Short task:
From the entries below, gather each line containing the word "RANKINGS".

(Data extracted from a collection)
┌──

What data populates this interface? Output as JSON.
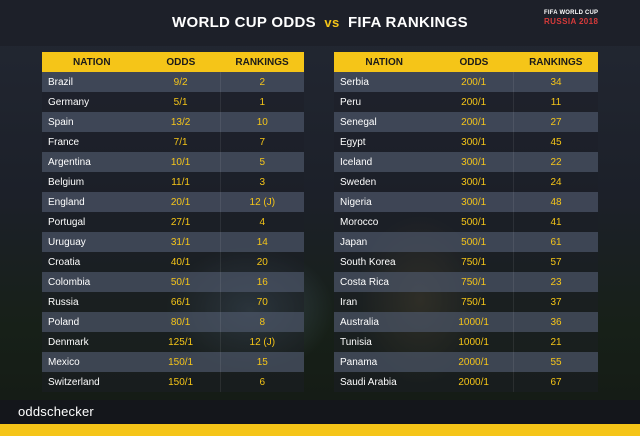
{
  "header": {
    "title_left": "WORLD CUP ODDS",
    "title_vs": "vs",
    "title_right": "FIFA RANKINGS",
    "badge_top": "FIFA WORLD CUP",
    "badge_bottom": "RUSSIA 2018"
  },
  "columns": {
    "nation": "NATION",
    "odds": "ODDS",
    "rankings": "RANKINGS"
  },
  "left": [
    {
      "nation": "Brazil",
      "odds": "9/2",
      "rank": "2"
    },
    {
      "nation": "Germany",
      "odds": "5/1",
      "rank": "1"
    },
    {
      "nation": "Spain",
      "odds": "13/2",
      "rank": "10"
    },
    {
      "nation": "France",
      "odds": "7/1",
      "rank": "7"
    },
    {
      "nation": "Argentina",
      "odds": "10/1",
      "rank": "5"
    },
    {
      "nation": "Belgium",
      "odds": "11/1",
      "rank": "3"
    },
    {
      "nation": "England",
      "odds": "20/1",
      "rank": "12 (J)"
    },
    {
      "nation": "Portugal",
      "odds": "27/1",
      "rank": "4"
    },
    {
      "nation": "Uruguay",
      "odds": "31/1",
      "rank": "14"
    },
    {
      "nation": "Croatia",
      "odds": "40/1",
      "rank": "20"
    },
    {
      "nation": "Colombia",
      "odds": "50/1",
      "rank": "16"
    },
    {
      "nation": "Russia",
      "odds": "66/1",
      "rank": "70"
    },
    {
      "nation": "Poland",
      "odds": "80/1",
      "rank": "8"
    },
    {
      "nation": "Denmark",
      "odds": "125/1",
      "rank": "12 (J)"
    },
    {
      "nation": "Mexico",
      "odds": "150/1",
      "rank": "15"
    },
    {
      "nation": "Switzerland",
      "odds": "150/1",
      "rank": "6"
    }
  ],
  "right": [
    {
      "nation": "Serbia",
      "odds": "200/1",
      "rank": "34"
    },
    {
      "nation": "Peru",
      "odds": "200/1",
      "rank": "11"
    },
    {
      "nation": "Senegal",
      "odds": "200/1",
      "rank": "27"
    },
    {
      "nation": "Egypt",
      "odds": "300/1",
      "rank": "45"
    },
    {
      "nation": "Iceland",
      "odds": "300/1",
      "rank": "22"
    },
    {
      "nation": "Sweden",
      "odds": "300/1",
      "rank": "24"
    },
    {
      "nation": "Nigeria",
      "odds": "300/1",
      "rank": "48"
    },
    {
      "nation": "Morocco",
      "odds": "500/1",
      "rank": "41"
    },
    {
      "nation": "Japan",
      "odds": "500/1",
      "rank": "61"
    },
    {
      "nation": "South Korea",
      "odds": "750/1",
      "rank": "57"
    },
    {
      "nation": "Costa Rica",
      "odds": "750/1",
      "rank": "23"
    },
    {
      "nation": "Iran",
      "odds": "750/1",
      "rank": "37"
    },
    {
      "nation": "Australia",
      "odds": "1000/1",
      "rank": "36"
    },
    {
      "nation": "Tunisia",
      "odds": "1000/1",
      "rank": "21"
    },
    {
      "nation": "Panama",
      "odds": "2000/1",
      "rank": "55"
    },
    {
      "nation": "Saudi Arabia",
      "odds": "2000/1",
      "rank": "67"
    }
  ],
  "footer": {
    "brand": "oddschecker"
  },
  "colors": {
    "accent": "#f5c518",
    "row_light": "#464e5f",
    "background": "#1b1f27"
  }
}
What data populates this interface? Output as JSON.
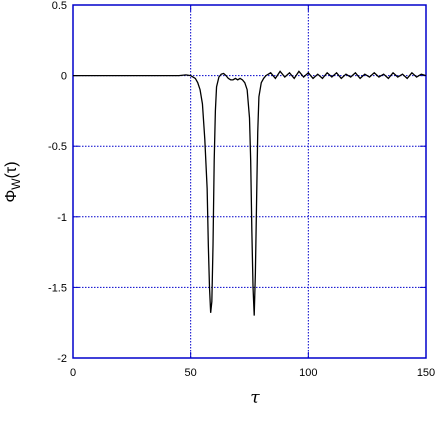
{
  "chart_data": {
    "type": "line",
    "xlabel": "τ",
    "ylabel": {
      "main": "Φ",
      "sub": "W",
      "rest": "(τ)"
    },
    "xlim": [
      0,
      150
    ],
    "ylim": [
      -2,
      0.5
    ],
    "xticks": [
      0,
      50,
      100,
      150
    ],
    "yticks": [
      0.5,
      0,
      -0.5,
      -1,
      -1.5,
      -2
    ],
    "grid": true,
    "series": [
      {
        "color": "#000000",
        "x": [
          0,
          10,
          20,
          30,
          40,
          45,
          48,
          50,
          51,
          52,
          53,
          54,
          55,
          56,
          57,
          57.5,
          58,
          58.5,
          59,
          59.5,
          60,
          60.5,
          61,
          62,
          63,
          64,
          65,
          66,
          67,
          68,
          69,
          70,
          71,
          72,
          73,
          74,
          75,
          75.5,
          76,
          76.5,
          77,
          77.5,
          78,
          78.5,
          79,
          80,
          81,
          82,
          84,
          86,
          88,
          90,
          92,
          94,
          96,
          98,
          100,
          102,
          104,
          106,
          108,
          110,
          112,
          114,
          116,
          118,
          120,
          122,
          124,
          126,
          128,
          130,
          132,
          134,
          136,
          138,
          140,
          142,
          144,
          146,
          148,
          150
        ],
        "values": [
          0,
          0,
          0,
          0,
          0,
          0,
          0.005,
          0,
          -0.01,
          -0.02,
          -0.05,
          -0.1,
          -0.2,
          -0.45,
          -0.8,
          -1.2,
          -1.5,
          -1.68,
          -1.6,
          -1.2,
          -0.6,
          -0.25,
          -0.08,
          -0.01,
          0.01,
          0.015,
          0,
          -0.02,
          -0.03,
          -0.03,
          -0.02,
          -0.03,
          -0.02,
          -0.03,
          -0.05,
          -0.1,
          -0.3,
          -0.6,
          -1.1,
          -1.5,
          -1.7,
          -1.4,
          -0.9,
          -0.4,
          -0.15,
          -0.05,
          -0.02,
          0,
          0.02,
          -0.02,
          0.03,
          -0.01,
          0.02,
          -0.02,
          0.03,
          -0.01,
          0.02,
          -0.02,
          0.01,
          -0.02,
          0.02,
          -0.01,
          0.02,
          -0.02,
          0.01,
          -0.01,
          0.02,
          -0.02,
          0.01,
          -0.01,
          0.02,
          -0.01,
          0.01,
          -0.02,
          0.02,
          -0.01,
          0.01,
          -0.02,
          0.02,
          -0.01,
          0.01,
          0
        ]
      }
    ]
  }
}
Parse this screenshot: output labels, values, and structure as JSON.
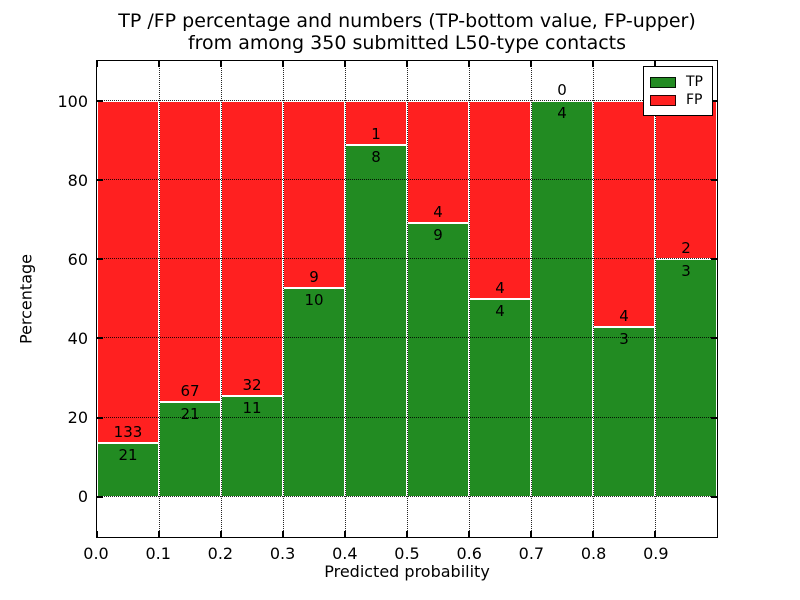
{
  "figure": {
    "title_line1": "TP /FP percentage and numbers (TP-bottom value, FP-upper)",
    "title_line2": "from among 350 submitted L50-type contacts",
    "xlabel": "Predicted probability",
    "ylabel": "Percentage"
  },
  "chart_data": {
    "type": "bar",
    "subtype": "stacked-percentage-histogram",
    "title": "TP /FP percentage and numbers (TP-bottom value, FP-upper) from among 350 submitted L50-type contacts",
    "xlabel": "Predicted probability",
    "ylabel": "Percentage",
    "total_submitted": 350,
    "bin_width": 0.1,
    "xlim": [
      0.0,
      1.0
    ],
    "ylim_display": [
      -10.6,
      110.6
    ],
    "x_tick_labels": [
      "0.0",
      "0.1",
      "0.2",
      "0.3",
      "0.4",
      "0.5",
      "0.6",
      "0.7",
      "0.8",
      "0.9"
    ],
    "y_ticks": [
      0,
      20,
      40,
      60,
      80,
      100
    ],
    "grid": true,
    "grid_style": "dotted",
    "bar_edge_color": "#ffffff",
    "bins": [
      {
        "x_range": "0.0-0.1",
        "tp": 21,
        "fp": 133,
        "tp_percent": 13.64
      },
      {
        "x_range": "0.1-0.2",
        "tp": 21,
        "fp": 67,
        "tp_percent": 23.86
      },
      {
        "x_range": "0.2-0.3",
        "tp": 11,
        "fp": 32,
        "tp_percent": 25.58
      },
      {
        "x_range": "0.3-0.4",
        "tp": 10,
        "fp": 9,
        "tp_percent": 52.63
      },
      {
        "x_range": "0.4-0.5",
        "tp": 8,
        "fp": 1,
        "tp_percent": 88.89
      },
      {
        "x_range": "0.5-0.6",
        "tp": 9,
        "fp": 4,
        "tp_percent": 69.23
      },
      {
        "x_range": "0.6-0.7",
        "tp": 4,
        "fp": 4,
        "tp_percent": 50.0
      },
      {
        "x_range": "0.7-0.8",
        "tp": 4,
        "fp": 0,
        "tp_percent": 100.0
      },
      {
        "x_range": "0.8-0.9",
        "tp": 3,
        "fp": 4,
        "tp_percent": 42.86
      },
      {
        "x_range": "0.9-1.0",
        "tp": 3,
        "fp": 2,
        "tp_percent": 60.0
      }
    ],
    "series": [
      {
        "name": "TP",
        "color": "#228b22",
        "counts": [
          21,
          21,
          11,
          10,
          8,
          9,
          4,
          4,
          3,
          3
        ]
      },
      {
        "name": "FP",
        "color": "#ff2020",
        "counts": [
          133,
          67,
          32,
          9,
          1,
          4,
          4,
          0,
          4,
          2
        ]
      }
    ],
    "legend": {
      "position": "upper right",
      "entries": [
        {
          "label": "TP",
          "color": "#228b22"
        },
        {
          "label": "FP",
          "color": "#ff2020"
        }
      ]
    }
  }
}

└──

Answer to this task:
    "title_right": "FIFA RANKINGS",
    "rankings": "RANKINGS"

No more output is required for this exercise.